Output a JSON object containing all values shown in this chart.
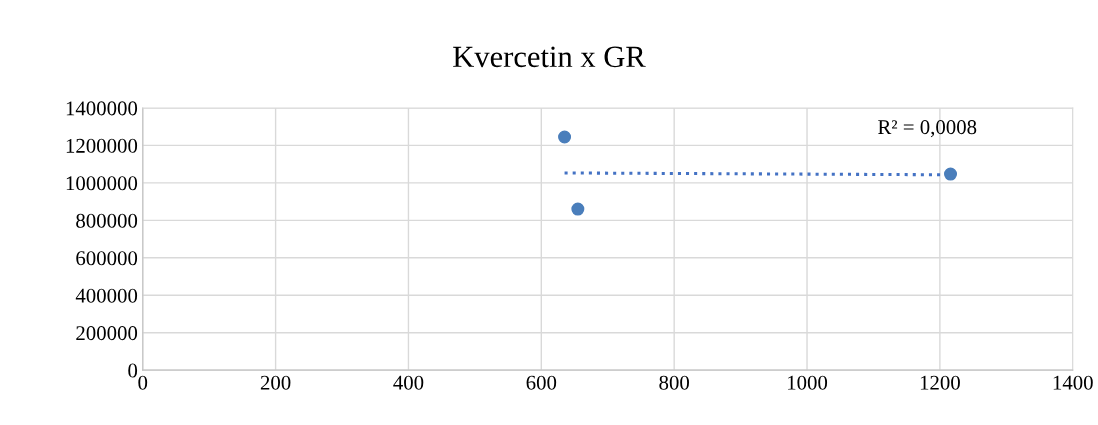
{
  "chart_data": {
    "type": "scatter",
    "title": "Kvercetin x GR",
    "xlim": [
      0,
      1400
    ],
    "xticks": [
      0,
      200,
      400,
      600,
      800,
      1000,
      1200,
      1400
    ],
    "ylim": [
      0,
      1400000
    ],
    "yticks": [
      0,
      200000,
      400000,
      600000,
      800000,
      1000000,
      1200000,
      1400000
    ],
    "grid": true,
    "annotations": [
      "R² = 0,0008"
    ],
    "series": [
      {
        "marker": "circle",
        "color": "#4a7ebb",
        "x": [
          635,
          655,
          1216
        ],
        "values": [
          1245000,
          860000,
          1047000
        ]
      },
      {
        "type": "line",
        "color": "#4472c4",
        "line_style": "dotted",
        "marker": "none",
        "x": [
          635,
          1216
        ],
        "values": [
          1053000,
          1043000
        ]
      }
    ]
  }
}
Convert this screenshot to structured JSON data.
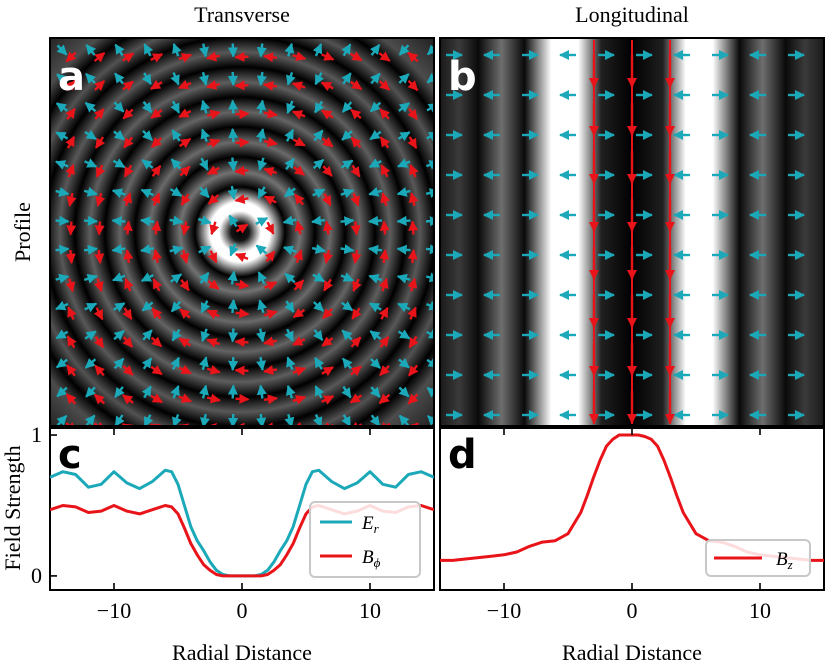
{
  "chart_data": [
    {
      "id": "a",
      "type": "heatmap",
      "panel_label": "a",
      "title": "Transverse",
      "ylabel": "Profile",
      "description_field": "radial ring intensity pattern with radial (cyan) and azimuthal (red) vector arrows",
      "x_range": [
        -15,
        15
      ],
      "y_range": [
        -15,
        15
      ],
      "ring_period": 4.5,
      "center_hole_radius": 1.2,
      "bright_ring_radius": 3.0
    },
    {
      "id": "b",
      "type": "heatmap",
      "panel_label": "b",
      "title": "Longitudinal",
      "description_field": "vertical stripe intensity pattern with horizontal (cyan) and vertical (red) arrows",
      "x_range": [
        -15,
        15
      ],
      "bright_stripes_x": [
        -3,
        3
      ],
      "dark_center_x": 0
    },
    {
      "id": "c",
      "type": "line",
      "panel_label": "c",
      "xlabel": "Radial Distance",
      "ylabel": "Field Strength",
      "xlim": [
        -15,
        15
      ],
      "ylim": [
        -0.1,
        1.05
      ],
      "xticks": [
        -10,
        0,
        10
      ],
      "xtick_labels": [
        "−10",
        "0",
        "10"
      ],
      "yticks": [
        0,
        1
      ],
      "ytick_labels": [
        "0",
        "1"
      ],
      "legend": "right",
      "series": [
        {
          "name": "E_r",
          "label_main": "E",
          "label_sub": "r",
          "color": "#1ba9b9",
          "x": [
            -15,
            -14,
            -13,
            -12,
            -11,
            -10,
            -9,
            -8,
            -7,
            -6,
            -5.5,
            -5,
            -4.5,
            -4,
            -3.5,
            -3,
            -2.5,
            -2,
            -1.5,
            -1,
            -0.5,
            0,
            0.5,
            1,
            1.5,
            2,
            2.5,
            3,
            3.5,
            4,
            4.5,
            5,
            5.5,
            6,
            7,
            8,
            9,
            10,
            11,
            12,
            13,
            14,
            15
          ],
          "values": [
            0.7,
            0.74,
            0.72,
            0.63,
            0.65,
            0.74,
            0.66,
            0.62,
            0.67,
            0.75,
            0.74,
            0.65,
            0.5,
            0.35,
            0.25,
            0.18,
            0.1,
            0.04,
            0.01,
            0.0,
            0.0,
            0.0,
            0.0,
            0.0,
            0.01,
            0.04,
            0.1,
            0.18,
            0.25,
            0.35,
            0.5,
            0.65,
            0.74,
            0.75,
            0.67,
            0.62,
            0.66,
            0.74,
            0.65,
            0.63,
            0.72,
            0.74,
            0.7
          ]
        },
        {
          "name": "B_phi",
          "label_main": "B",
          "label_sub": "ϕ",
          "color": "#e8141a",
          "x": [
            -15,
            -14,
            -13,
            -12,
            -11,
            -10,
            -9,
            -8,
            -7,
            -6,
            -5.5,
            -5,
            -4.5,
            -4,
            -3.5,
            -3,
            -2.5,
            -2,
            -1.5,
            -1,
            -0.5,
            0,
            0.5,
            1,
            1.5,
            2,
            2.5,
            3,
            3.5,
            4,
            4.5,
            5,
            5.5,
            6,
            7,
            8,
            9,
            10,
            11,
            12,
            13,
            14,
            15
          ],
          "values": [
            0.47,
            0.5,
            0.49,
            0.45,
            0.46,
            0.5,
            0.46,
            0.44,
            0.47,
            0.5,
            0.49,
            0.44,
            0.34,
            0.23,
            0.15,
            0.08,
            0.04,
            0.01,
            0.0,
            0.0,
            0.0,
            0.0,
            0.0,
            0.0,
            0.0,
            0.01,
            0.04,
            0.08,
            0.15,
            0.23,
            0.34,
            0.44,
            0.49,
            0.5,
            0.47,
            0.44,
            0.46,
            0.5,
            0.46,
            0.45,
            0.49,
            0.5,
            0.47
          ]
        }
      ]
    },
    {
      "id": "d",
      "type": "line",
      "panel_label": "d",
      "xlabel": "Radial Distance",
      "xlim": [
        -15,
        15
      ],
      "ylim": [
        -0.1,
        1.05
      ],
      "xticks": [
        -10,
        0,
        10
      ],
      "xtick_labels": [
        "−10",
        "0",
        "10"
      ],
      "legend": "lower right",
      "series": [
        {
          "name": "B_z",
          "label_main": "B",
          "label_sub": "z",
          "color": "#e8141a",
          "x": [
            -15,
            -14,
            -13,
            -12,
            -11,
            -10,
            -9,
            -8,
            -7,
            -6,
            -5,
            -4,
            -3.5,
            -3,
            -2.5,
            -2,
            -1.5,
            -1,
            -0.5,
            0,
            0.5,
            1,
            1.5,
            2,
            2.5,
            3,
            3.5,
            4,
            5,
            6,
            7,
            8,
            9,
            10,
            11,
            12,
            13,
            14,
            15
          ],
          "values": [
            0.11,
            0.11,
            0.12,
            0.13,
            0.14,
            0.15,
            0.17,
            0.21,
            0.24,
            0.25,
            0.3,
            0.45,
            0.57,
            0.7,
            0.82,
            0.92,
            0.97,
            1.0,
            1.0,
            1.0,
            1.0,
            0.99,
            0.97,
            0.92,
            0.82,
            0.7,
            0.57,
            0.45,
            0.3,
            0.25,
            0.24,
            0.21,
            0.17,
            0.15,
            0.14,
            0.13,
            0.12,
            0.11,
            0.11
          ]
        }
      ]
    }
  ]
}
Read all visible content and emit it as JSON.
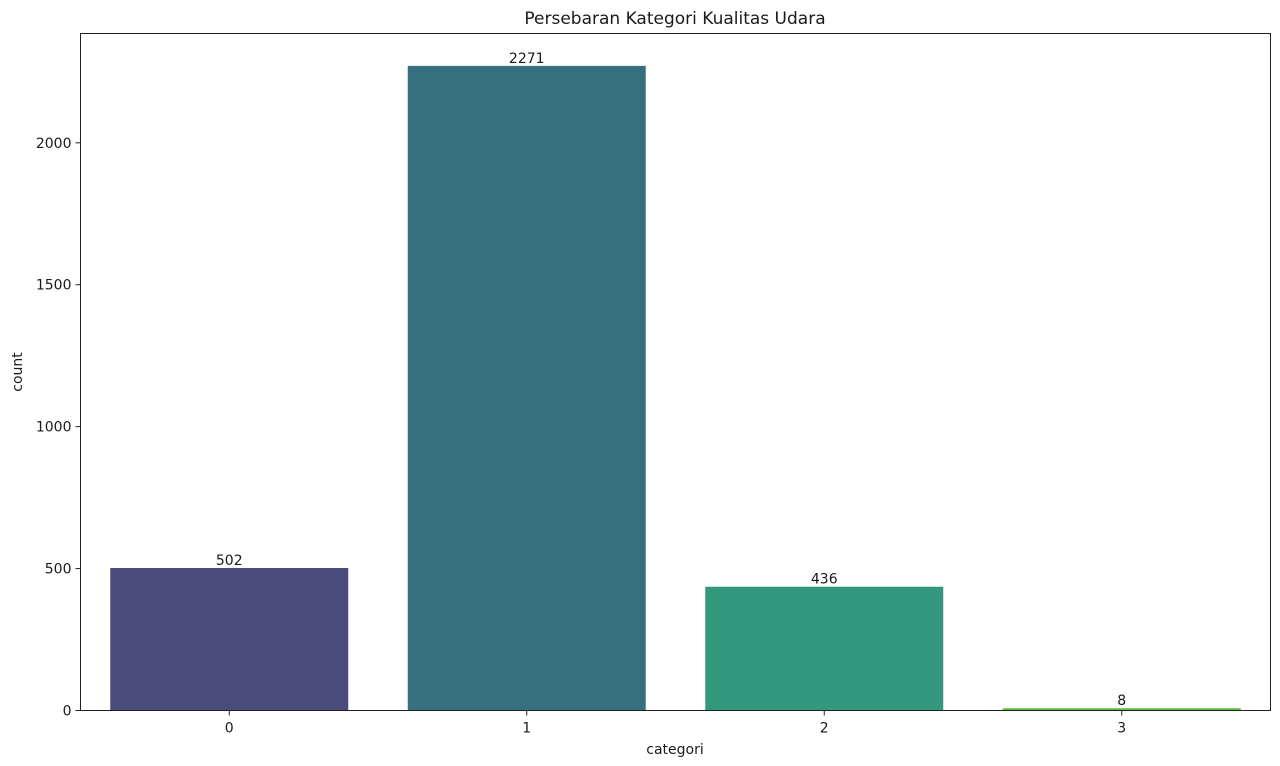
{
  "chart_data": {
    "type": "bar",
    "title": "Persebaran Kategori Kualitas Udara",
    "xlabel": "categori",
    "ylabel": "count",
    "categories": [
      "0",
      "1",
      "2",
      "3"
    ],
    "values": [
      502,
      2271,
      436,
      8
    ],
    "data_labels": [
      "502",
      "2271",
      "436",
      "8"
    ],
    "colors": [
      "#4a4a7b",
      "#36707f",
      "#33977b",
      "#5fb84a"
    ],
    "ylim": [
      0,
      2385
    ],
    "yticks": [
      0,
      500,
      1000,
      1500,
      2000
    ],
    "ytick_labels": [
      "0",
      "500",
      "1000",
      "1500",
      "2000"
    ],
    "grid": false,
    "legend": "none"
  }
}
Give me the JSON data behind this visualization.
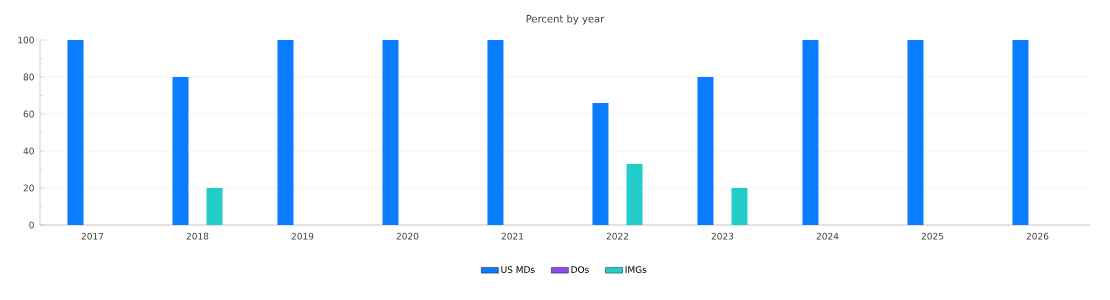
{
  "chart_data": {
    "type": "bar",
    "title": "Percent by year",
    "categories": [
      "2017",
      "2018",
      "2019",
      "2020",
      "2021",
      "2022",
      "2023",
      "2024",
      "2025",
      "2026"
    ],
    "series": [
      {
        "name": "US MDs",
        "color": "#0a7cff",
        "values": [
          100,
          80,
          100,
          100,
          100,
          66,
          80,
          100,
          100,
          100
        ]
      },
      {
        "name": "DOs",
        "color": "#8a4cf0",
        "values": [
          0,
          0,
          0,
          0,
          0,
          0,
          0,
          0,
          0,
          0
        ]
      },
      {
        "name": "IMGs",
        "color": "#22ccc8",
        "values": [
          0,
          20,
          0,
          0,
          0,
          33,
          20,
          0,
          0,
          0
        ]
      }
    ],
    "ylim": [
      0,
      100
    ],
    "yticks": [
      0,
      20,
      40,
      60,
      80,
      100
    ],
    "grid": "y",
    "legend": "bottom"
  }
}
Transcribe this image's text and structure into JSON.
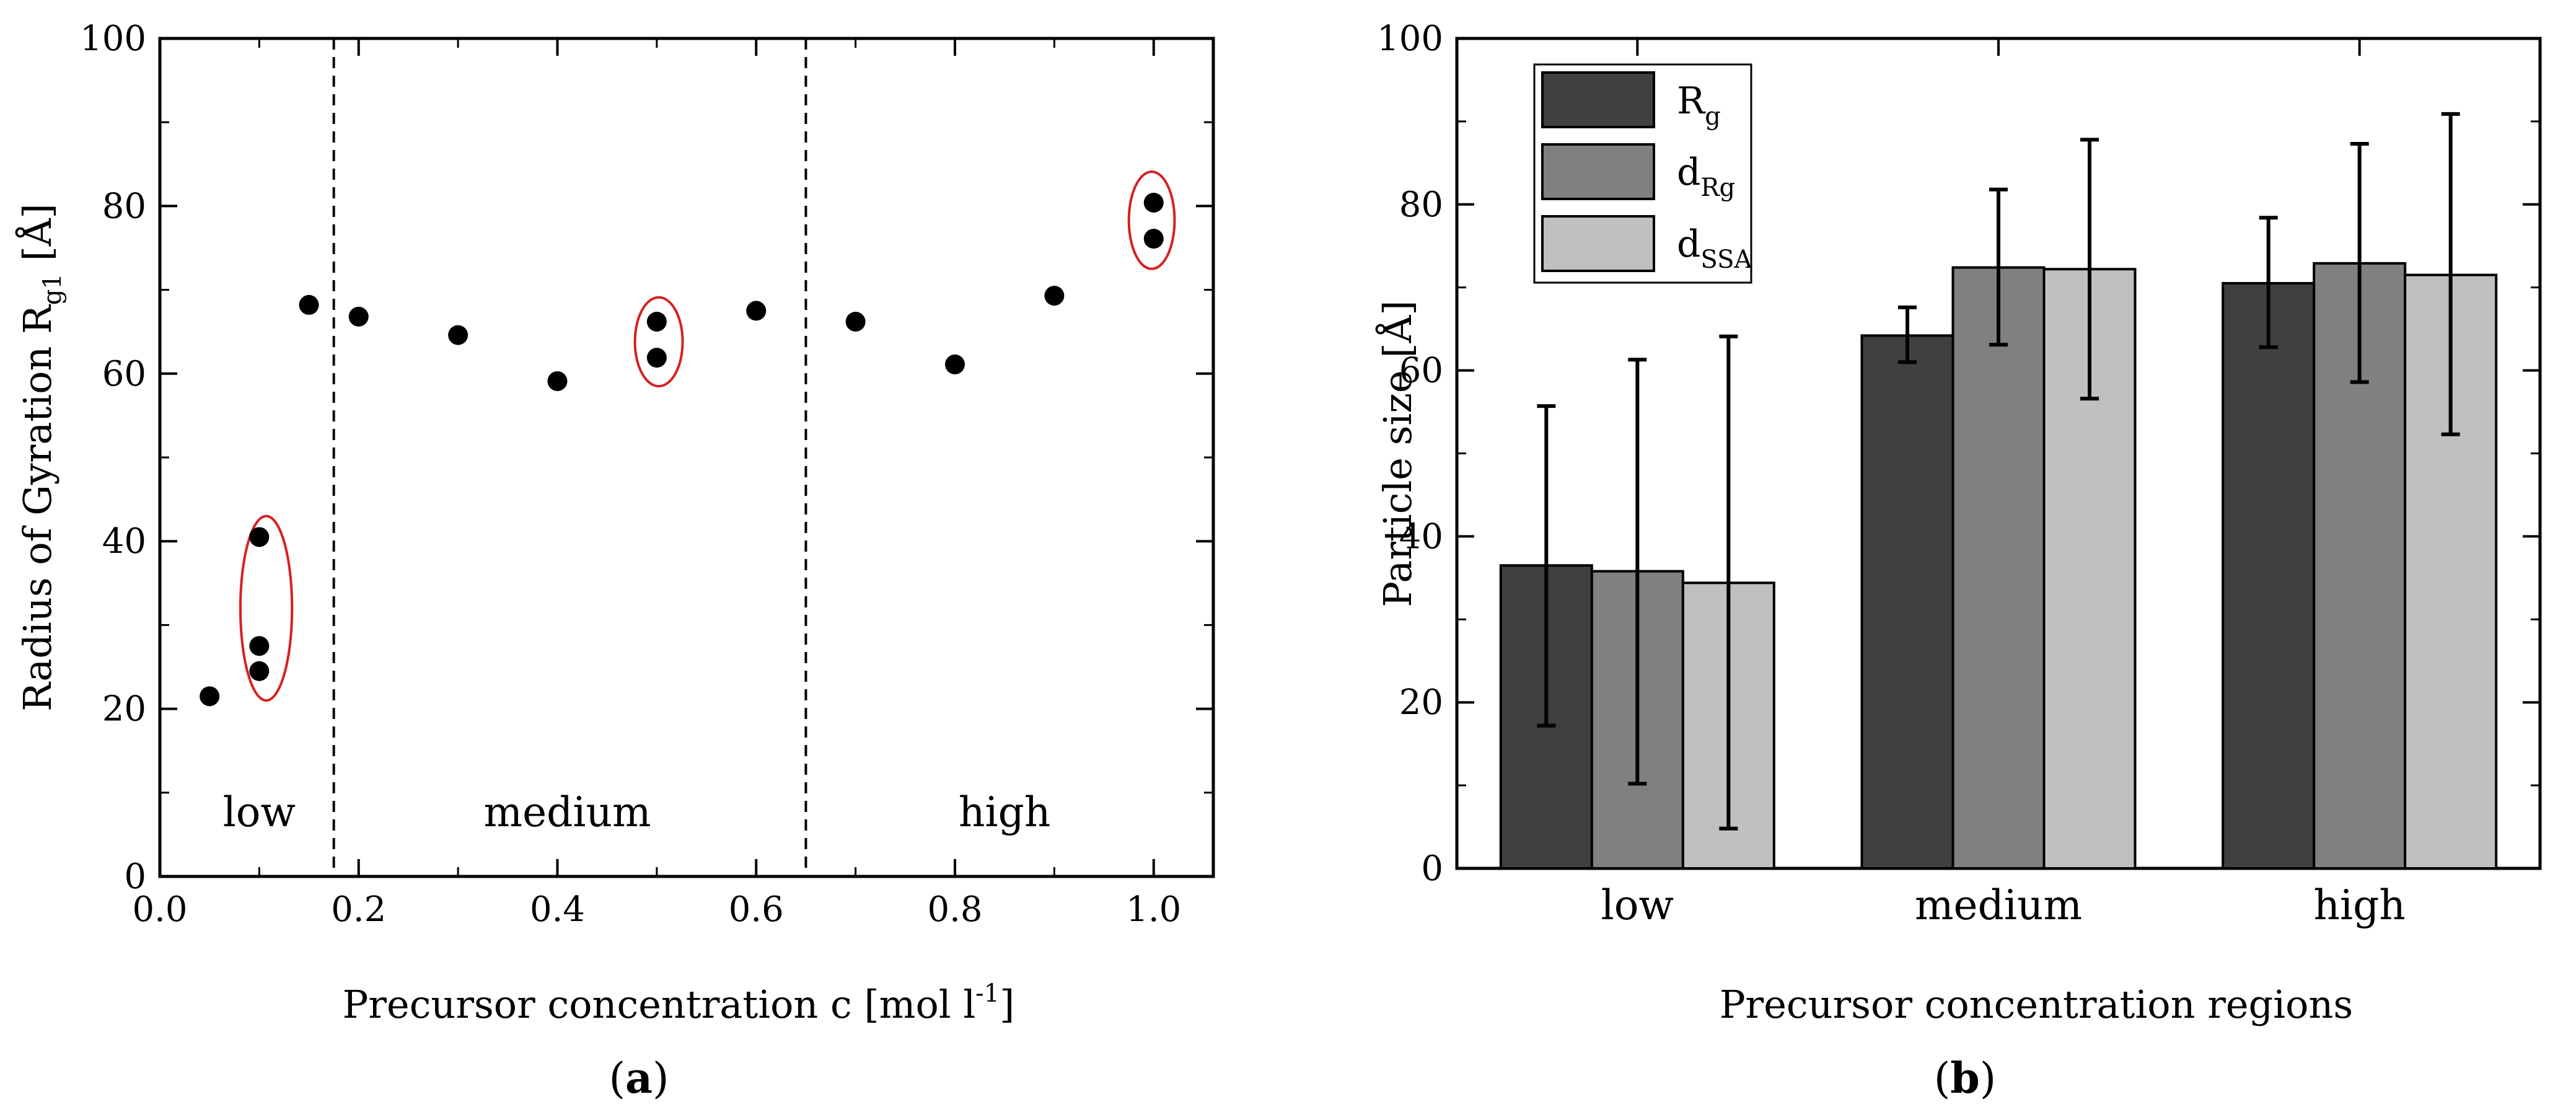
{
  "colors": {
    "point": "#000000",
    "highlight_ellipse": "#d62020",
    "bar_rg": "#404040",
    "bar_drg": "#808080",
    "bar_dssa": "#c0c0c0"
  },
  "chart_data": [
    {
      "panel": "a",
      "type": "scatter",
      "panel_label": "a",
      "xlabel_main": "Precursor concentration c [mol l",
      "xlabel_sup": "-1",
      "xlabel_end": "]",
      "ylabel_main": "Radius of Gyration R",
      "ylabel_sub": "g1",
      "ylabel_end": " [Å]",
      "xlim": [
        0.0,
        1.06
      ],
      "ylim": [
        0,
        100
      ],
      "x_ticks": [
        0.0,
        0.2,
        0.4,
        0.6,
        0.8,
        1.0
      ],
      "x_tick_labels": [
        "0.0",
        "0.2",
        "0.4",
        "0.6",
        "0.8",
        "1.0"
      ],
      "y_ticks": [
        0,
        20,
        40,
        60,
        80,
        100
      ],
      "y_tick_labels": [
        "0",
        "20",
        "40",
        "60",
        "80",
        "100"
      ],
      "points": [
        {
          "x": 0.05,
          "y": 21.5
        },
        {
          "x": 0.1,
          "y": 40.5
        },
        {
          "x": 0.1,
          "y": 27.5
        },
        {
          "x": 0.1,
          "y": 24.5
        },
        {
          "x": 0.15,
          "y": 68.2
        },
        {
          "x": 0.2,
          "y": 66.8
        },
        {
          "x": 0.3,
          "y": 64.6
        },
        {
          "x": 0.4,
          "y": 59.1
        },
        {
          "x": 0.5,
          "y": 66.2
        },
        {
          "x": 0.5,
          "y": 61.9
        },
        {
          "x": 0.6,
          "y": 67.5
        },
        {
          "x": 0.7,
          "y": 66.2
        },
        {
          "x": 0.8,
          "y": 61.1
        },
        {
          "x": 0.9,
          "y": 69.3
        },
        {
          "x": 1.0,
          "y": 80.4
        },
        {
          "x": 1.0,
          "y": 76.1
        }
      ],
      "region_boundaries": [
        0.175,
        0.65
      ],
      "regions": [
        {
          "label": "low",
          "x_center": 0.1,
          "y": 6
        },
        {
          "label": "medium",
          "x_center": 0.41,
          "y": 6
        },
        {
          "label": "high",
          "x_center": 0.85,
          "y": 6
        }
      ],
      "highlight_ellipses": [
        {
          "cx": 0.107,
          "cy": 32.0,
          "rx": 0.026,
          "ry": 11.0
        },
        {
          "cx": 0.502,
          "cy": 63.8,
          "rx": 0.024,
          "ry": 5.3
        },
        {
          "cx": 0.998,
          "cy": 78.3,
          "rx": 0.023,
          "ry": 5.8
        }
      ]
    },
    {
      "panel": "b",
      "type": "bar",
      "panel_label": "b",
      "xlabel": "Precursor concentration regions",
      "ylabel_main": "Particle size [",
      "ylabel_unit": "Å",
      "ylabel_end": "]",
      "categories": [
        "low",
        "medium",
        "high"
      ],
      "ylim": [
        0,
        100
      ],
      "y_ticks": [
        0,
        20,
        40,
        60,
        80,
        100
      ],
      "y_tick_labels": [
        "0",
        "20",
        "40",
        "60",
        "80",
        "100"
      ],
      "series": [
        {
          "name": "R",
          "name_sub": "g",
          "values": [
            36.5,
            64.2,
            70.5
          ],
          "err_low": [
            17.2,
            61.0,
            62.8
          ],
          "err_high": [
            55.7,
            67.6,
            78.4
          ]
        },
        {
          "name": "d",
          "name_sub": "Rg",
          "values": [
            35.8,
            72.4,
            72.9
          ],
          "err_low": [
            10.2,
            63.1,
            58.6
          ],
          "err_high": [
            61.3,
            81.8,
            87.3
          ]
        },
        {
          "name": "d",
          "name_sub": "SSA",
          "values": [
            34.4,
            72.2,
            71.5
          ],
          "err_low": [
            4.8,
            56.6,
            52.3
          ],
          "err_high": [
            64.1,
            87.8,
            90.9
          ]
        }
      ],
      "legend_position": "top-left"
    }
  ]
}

_EXERCISE REQUIREMENTS_
Copy each line that holds the word "JSON".

_SOLUTION FOR THIS TASK_
Output a JSON object containing all values shown in this chart.
Convert this screenshot to structured JSON data.
Read all visible content and emit it as JSON.
Give me the JSON data behind this visualization.
Transcribe this image's text and structure into JSON.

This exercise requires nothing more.